_Data to process_:
— Begin —
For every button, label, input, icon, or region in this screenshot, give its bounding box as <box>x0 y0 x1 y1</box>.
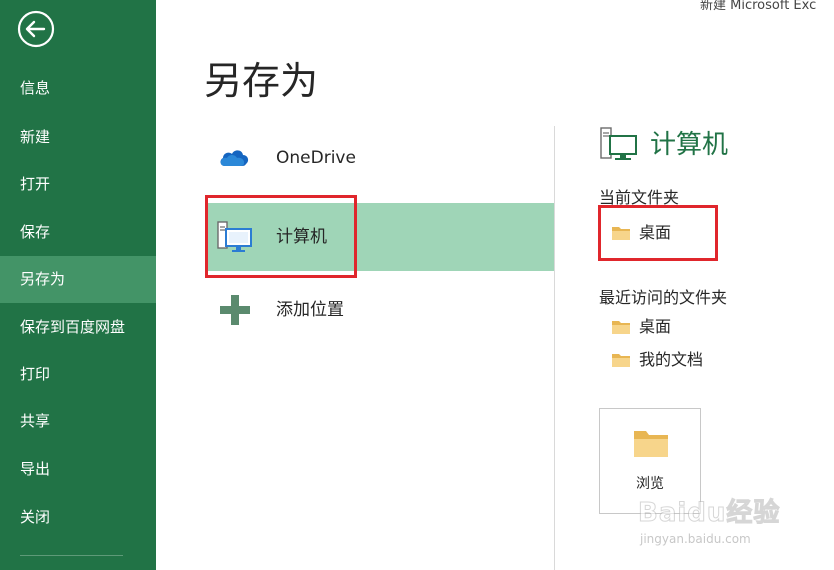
nav-item-open[interactable]: 打开 <box>0 161 156 208</box>
nav-item-save-to-baidu[interactable]: 保存到百度网盘 <box>0 304 156 351</box>
page-title: 另存为 <box>204 59 319 103</box>
computer-icon <box>600 127 637 160</box>
place-onedrive[interactable]: OneDrive <box>205 124 554 192</box>
folder-icon <box>634 431 668 457</box>
nav-item-info[interactable]: 信息 <box>0 65 156 112</box>
recent-folders-heading: 最近访问的文件夹 <box>599 288 728 307</box>
folder-icon <box>612 227 630 240</box>
place-add-location[interactable]: 添加位置 <box>205 276 554 344</box>
folder-label: 桌面 <box>639 223 672 242</box>
panel-divider <box>554 126 555 570</box>
watermark-logo: Baidu经验 <box>637 498 781 529</box>
current-folder-heading: 当前文件夹 <box>599 188 680 207</box>
annotation-highlight-computer <box>205 195 357 278</box>
watermark-url: jingyan.baidu.com <box>640 532 751 546</box>
folder-label: 我的文档 <box>639 350 704 369</box>
folder-icon <box>612 321 630 334</box>
nav-item-export[interactable]: 导出 <box>0 446 156 493</box>
back-arrow-circle-icon[interactable] <box>15 8 57 50</box>
nav-divider <box>20 555 123 556</box>
baidu-jingyan-watermark: Baidu经验 jingyan.baidu.com <box>637 478 818 558</box>
section-title: 计算机 <box>650 130 729 160</box>
nav-item-new[interactable]: 新建 <box>0 114 156 161</box>
nav-item-save-as[interactable]: 另存为 <box>0 256 156 303</box>
plus-icon <box>220 295 250 325</box>
place-label: OneDrive <box>276 148 356 168</box>
nav-item-close[interactable]: 关闭 <box>0 494 156 541</box>
nav-item-save[interactable]: 保存 <box>0 209 156 256</box>
nav-item-print[interactable]: 打印 <box>0 351 156 398</box>
place-label: 添加位置 <box>276 300 344 320</box>
folder-icon <box>612 354 630 367</box>
window-title: 新建 Microsoft Exc <box>700 0 817 13</box>
nav-item-share[interactable]: 共享 <box>0 398 156 445</box>
backstage-nav: 信息 新建 打开 保存 另存为 保存到百度网盘 打印 共享 导出 关闭 <box>0 0 156 570</box>
onedrive-cloud-icon <box>220 150 249 166</box>
folder-label: 桌面 <box>639 317 672 336</box>
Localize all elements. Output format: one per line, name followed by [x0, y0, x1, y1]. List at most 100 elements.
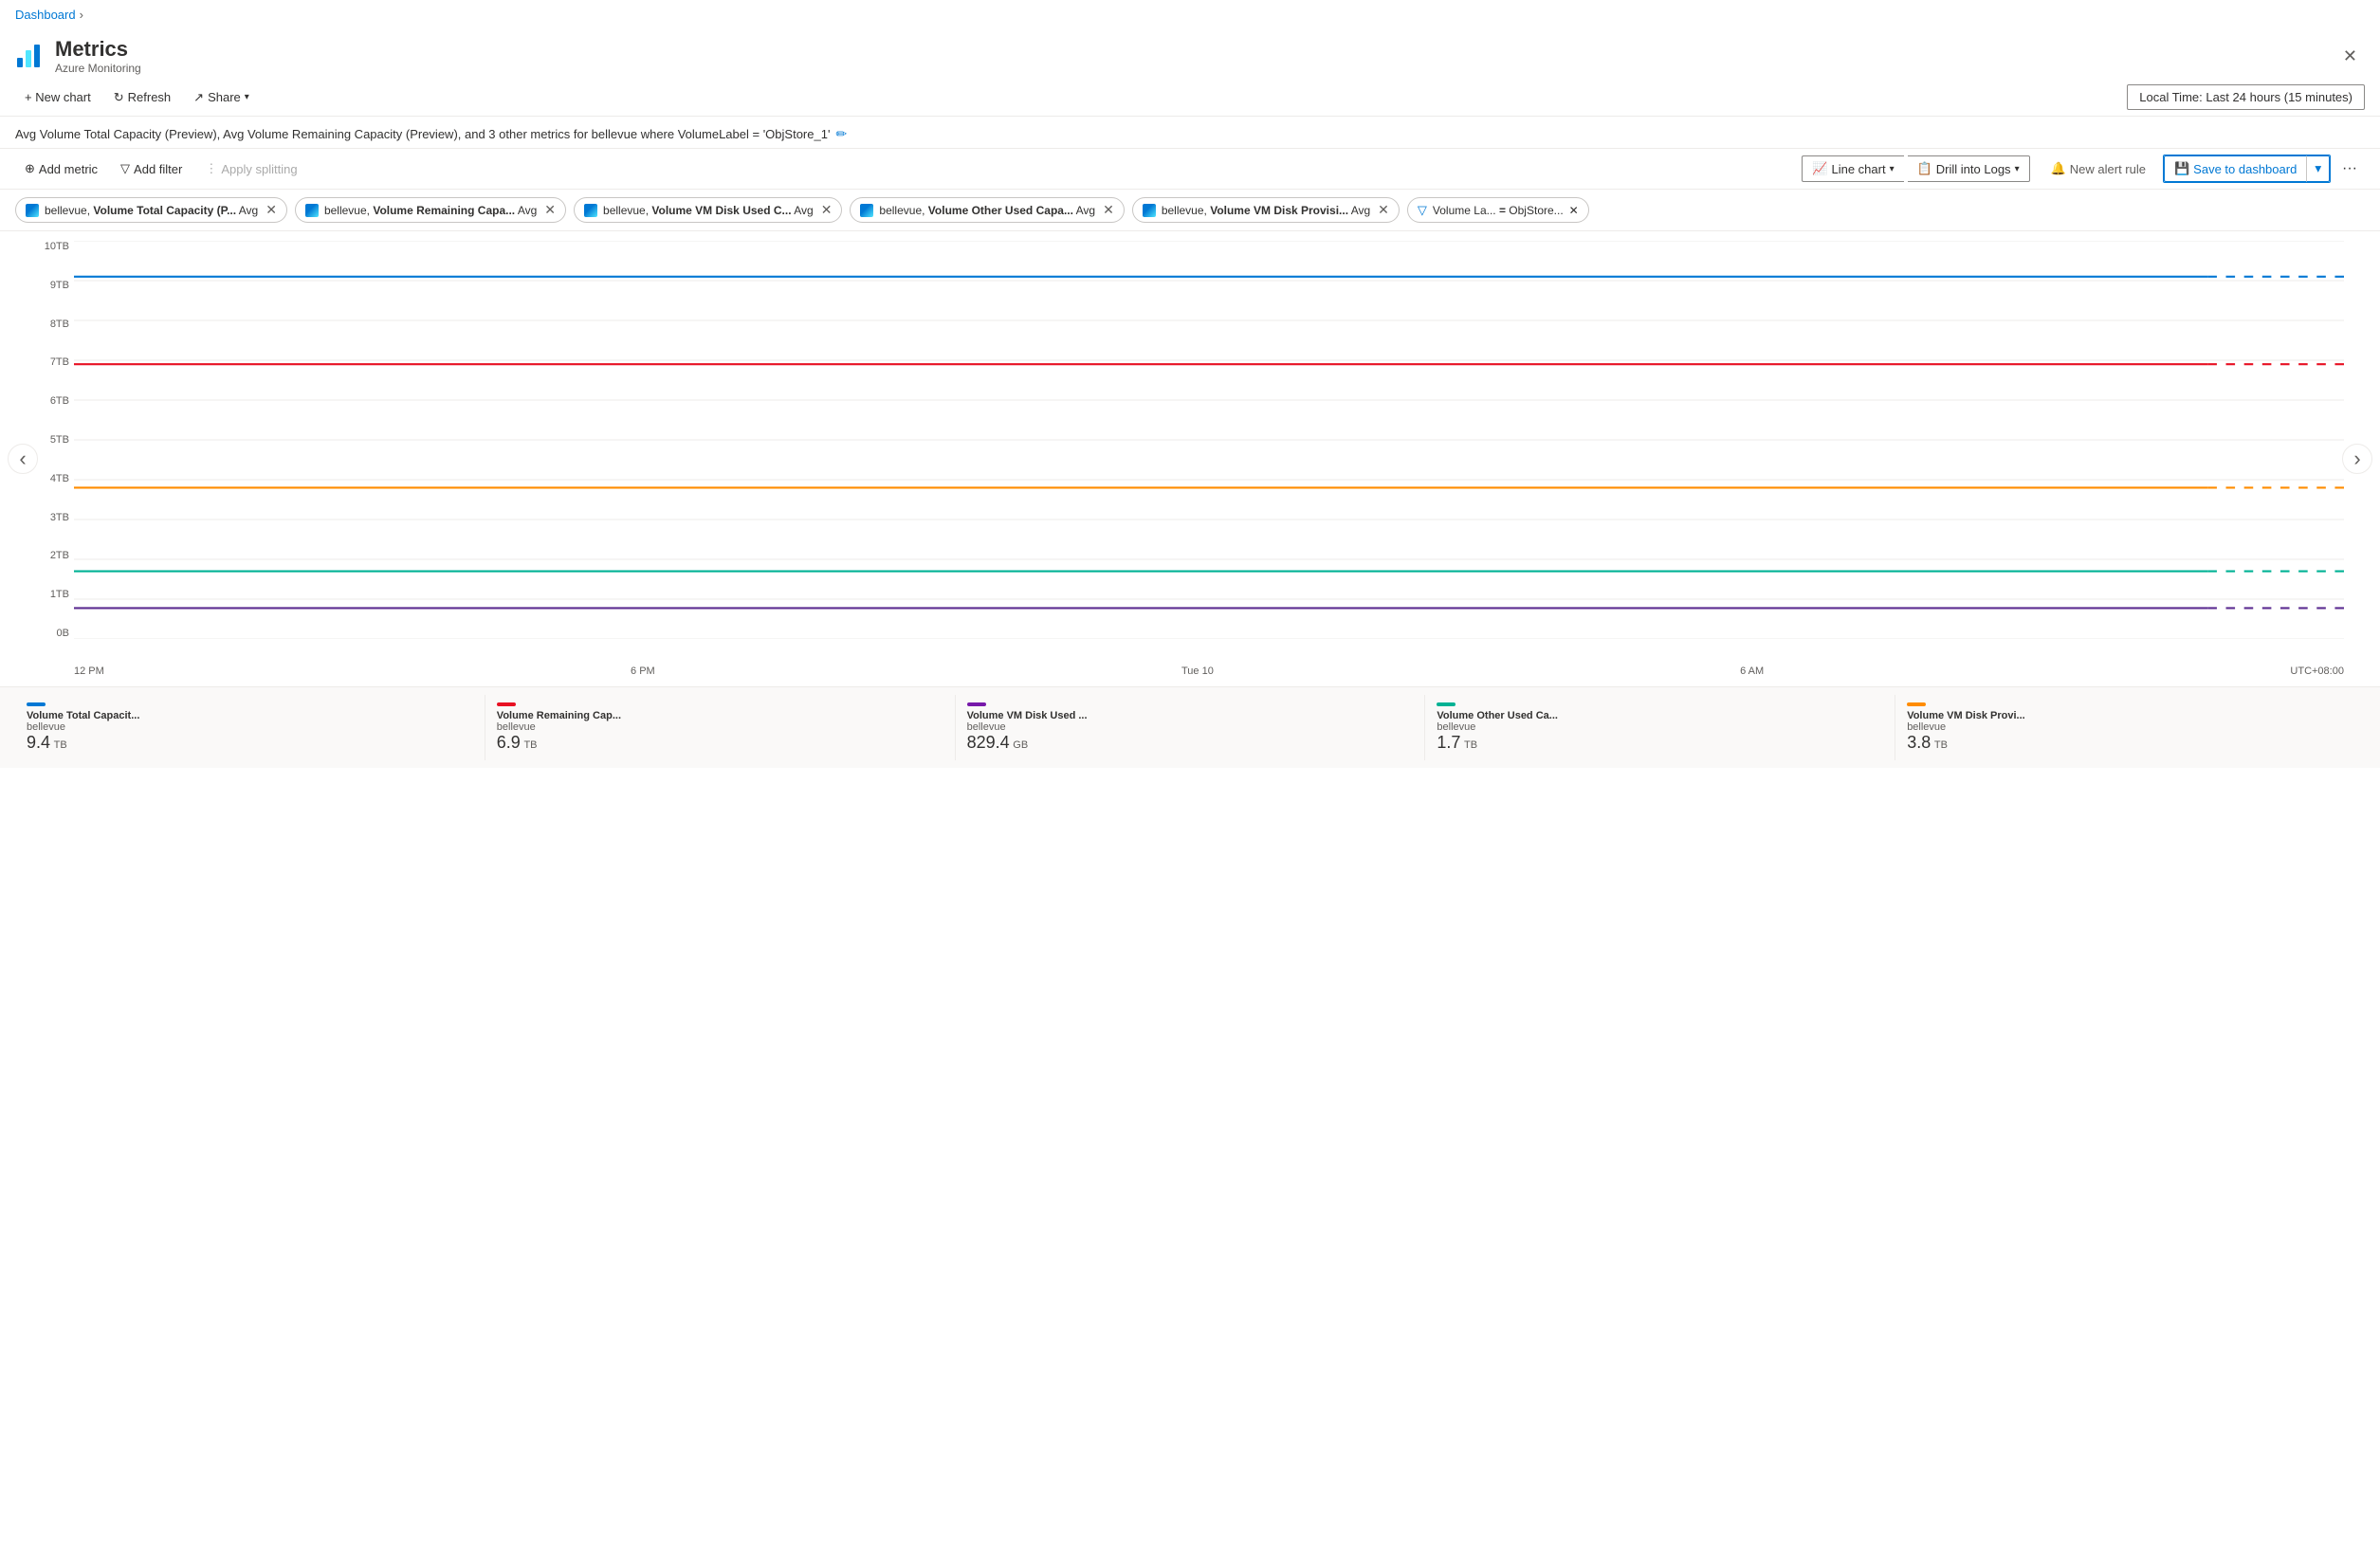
- close-button[interactable]: ✕: [2335, 43, 2365, 70]
- legend-val-num-4: 3.8: [1907, 733, 1931, 752]
- time-range-picker[interactable]: Local Time: Last 24 hours (15 minutes): [2127, 84, 2365, 110]
- refresh-label: Refresh: [128, 90, 172, 104]
- legend-val-num-1: 6.9: [497, 733, 521, 752]
- legend-item-0[interactable]: Volume Total Capacit... bellevue 9.4 TB: [15, 695, 485, 760]
- more-options-button[interactable]: ···: [2334, 155, 2365, 182]
- metric-tag-1[interactable]: bellevue, Volume Remaining Capa... Avg ✕: [295, 197, 566, 223]
- alert-icon: 🔔: [2051, 161, 2066, 176]
- app-icon: [15, 41, 46, 71]
- chart-title-bar: Avg Volume Total Capacity (Preview), Avg…: [0, 117, 2380, 149]
- line-chart-button[interactable]: 📈 Line chart ▾: [1802, 155, 1903, 182]
- add-metric-icon: ⊕: [25, 161, 35, 176]
- chart-toolbar: ⊕ Add metric ▽ Add filter ⋮ Apply splitt…: [0, 149, 2380, 190]
- remove-tag-3[interactable]: ✕: [1103, 202, 1114, 218]
- legend-item-1[interactable]: Volume Remaining Cap... bellevue 6.9 TB: [485, 695, 956, 760]
- add-metric-button[interactable]: ⊕ Add metric: [15, 156, 107, 181]
- chart-nav-right[interactable]: ›: [2342, 444, 2372, 474]
- share-button[interactable]: ↗ Share ▾: [184, 86, 259, 109]
- app-subtitle: Azure Monitoring: [55, 62, 141, 75]
- x-label-3: 6 AM: [1740, 665, 1764, 677]
- legend-item-2[interactable]: Volume VM Disk Used ... bellevue 829.4 G…: [956, 695, 1426, 760]
- breadcrumb-chevron: ›: [80, 8, 83, 22]
- x-label-2: Tue 10: [1181, 665, 1214, 677]
- legend-val-unit-0: TB: [54, 739, 67, 751]
- drill-logs-button[interactable]: 📋 Drill into Logs ▾: [1908, 155, 2030, 182]
- legend-val-num-0: 9.4: [27, 733, 50, 752]
- legend-name-1: Volume Remaining Cap...: [497, 710, 943, 721]
- legend-val-unit-2: GB: [1013, 739, 1028, 751]
- metric-tag-icon-0: [26, 204, 39, 217]
- filter-tag[interactable]: ▽ Volume La... = ObjStore... ✕: [1407, 197, 1589, 223]
- save-dashboard-label: Save to dashboard: [2193, 162, 2297, 176]
- legend-color-3: [1437, 702, 1455, 706]
- legend-val-unit-1: TB: [523, 739, 537, 751]
- app-title-block: Metrics Azure Monitoring: [55, 37, 141, 75]
- y-label-6: 6TB: [27, 395, 69, 407]
- new-alert-button[interactable]: 🔔 New alert rule: [2041, 156, 2155, 181]
- add-filter-button[interactable]: ▽ Add filter: [111, 156, 192, 181]
- metric-tag-0[interactable]: bellevue, Volume Total Capacity (P... Av…: [15, 197, 287, 223]
- legend-value-2: 829.4 GB: [967, 733, 1414, 753]
- line-chart-label: Line chart: [1831, 162, 1885, 176]
- x-axis: 12 PM 6 PM Tue 10 6 AM UTC+08:00: [74, 665, 2344, 677]
- legend-val-unit-3: TB: [1464, 739, 1477, 751]
- legend-val-num-2: 829.4: [967, 733, 1010, 752]
- breadcrumb-label[interactable]: Dashboard: [15, 8, 76, 22]
- refresh-button[interactable]: ↻ Refresh: [104, 86, 180, 109]
- remove-tag-4[interactable]: ✕: [1378, 202, 1389, 218]
- save-dashboard-button[interactable]: 💾 Save to dashboard: [2164, 155, 2306, 182]
- remove-tag-1[interactable]: ✕: [544, 202, 556, 218]
- y-label-3: 3TB: [27, 512, 69, 523]
- chart-nav-left[interactable]: ‹: [8, 444, 38, 474]
- breadcrumb[interactable]: Dashboard ›: [0, 0, 2380, 29]
- legend-value-1: 6.9 TB: [497, 733, 943, 753]
- save-dropdown-button[interactable]: ▾: [2306, 155, 2330, 182]
- metric-tags-row: bellevue, Volume Total Capacity (P... Av…: [0, 190, 2380, 231]
- legend-value-4: 3.8 TB: [1907, 733, 2353, 753]
- legend-name-2: Volume VM Disk Used ...: [967, 710, 1414, 721]
- drill-icon: 📋: [1917, 161, 1932, 176]
- metric-tag-icon-2: [584, 204, 597, 217]
- add-filter-label: Add filter: [134, 162, 182, 176]
- remove-tag-0[interactable]: ✕: [265, 202, 277, 218]
- edit-title-icon[interactable]: ✏: [835, 126, 847, 142]
- apply-splitting-button[interactable]: ⋮ Apply splitting: [195, 156, 306, 181]
- metric-tag-icon-1: [305, 204, 319, 217]
- legend-item-4[interactable]: Volume VM Disk Provi... bellevue 3.8 TB: [1895, 695, 2365, 760]
- legend-name-0: Volume Total Capacit...: [27, 710, 473, 721]
- remove-filter-tag[interactable]: ✕: [1569, 204, 1579, 217]
- y-label-8: 8TB: [27, 319, 69, 330]
- metric-tag-4[interactable]: bellevue, Volume VM Disk Provisi... Avg …: [1132, 197, 1400, 223]
- line-chart-icon: 📈: [1812, 161, 1827, 176]
- legend-item-3[interactable]: Volume Other Used Ca... bellevue 1.7 TB: [1425, 695, 1895, 760]
- metric-tag-3[interactable]: bellevue, Volume Other Used Capa... Avg …: [850, 197, 1124, 223]
- legend-name-3: Volume Other Used Ca...: [1437, 710, 1883, 721]
- share-icon: ↗: [193, 90, 204, 105]
- apply-splitting-label: Apply splitting: [221, 162, 297, 176]
- header-left: Metrics Azure Monitoring: [15, 37, 141, 75]
- legend-sub-3: bellevue: [1437, 721, 1883, 733]
- chart-inner: 0B 1TB 2TB 3TB 4TB 5TB 6TB 7TB 8TB 9TB 1…: [27, 231, 2353, 686]
- new-chart-button[interactable]: + New chart: [15, 86, 101, 108]
- chart-legend: Volume Total Capacit... bellevue 9.4 TB …: [0, 686, 2380, 768]
- y-label-9: 9TB: [27, 280, 69, 291]
- share-chevron-icon: ▾: [245, 92, 249, 102]
- remove-tag-2[interactable]: ✕: [821, 202, 833, 218]
- save-icon: 💾: [2174, 161, 2189, 176]
- legend-value-3: 1.7 TB: [1437, 733, 1883, 753]
- legend-color-4: [1907, 702, 1926, 706]
- legend-color-2: [967, 702, 986, 706]
- legend-sub-2: bellevue: [967, 721, 1414, 733]
- filter-icon: ▽: [120, 161, 130, 176]
- legend-color-1: [497, 702, 516, 706]
- y-label-1: 1TB: [27, 589, 69, 600]
- drill-logs-label: Drill into Logs: [1936, 162, 2011, 176]
- legend-name-4: Volume VM Disk Provi...: [1907, 710, 2353, 721]
- x-label-0: 12 PM: [74, 665, 104, 677]
- y-label-5: 5TB: [27, 434, 69, 446]
- y-label-2: 2TB: [27, 550, 69, 561]
- new-alert-label: New alert rule: [2070, 162, 2146, 176]
- metric-tag-2[interactable]: bellevue, Volume VM Disk Used C... Avg ✕: [574, 197, 842, 223]
- splitting-icon: ⋮: [205, 161, 217, 176]
- legend-sub-0: bellevue: [27, 721, 473, 733]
— End —
_Task directions_: Reproduce verbatim the entries from the line containing "nav-item-open[interactable]: 打开 <box>0" through the line containing "folder-label: 我的文档 <box>639 350 704 369</box>", including both of those lines.

_Exercise result_:
nav-item-open[interactable]: 打开 <box>0 161 156 208</box>
nav-item-save-to-baidu[interactable]: 保存到百度网盘 <box>0 304 156 351</box>
page-title: 另存为 <box>204 59 319 103</box>
computer-icon <box>600 127 637 160</box>
place-onedrive[interactable]: OneDrive <box>205 124 554 192</box>
folder-icon <box>634 431 668 457</box>
nav-item-info[interactable]: 信息 <box>0 65 156 112</box>
recent-folders-heading: 最近访问的文件夹 <box>599 288 728 307</box>
folder-icon <box>612 227 630 240</box>
place-add-location[interactable]: 添加位置 <box>205 276 554 344</box>
folder-label: 桌面 <box>639 223 672 242</box>
panel-divider <box>554 126 555 570</box>
watermark-logo: Baidu经验 <box>637 498 781 529</box>
current-folder-heading: 当前文件夹 <box>599 188 680 207</box>
annotation-highlight-computer <box>205 195 357 278</box>
watermark-url: jingyan.baidu.com <box>640 532 751 546</box>
folder-label: 我的文档 <box>639 350 704 369</box>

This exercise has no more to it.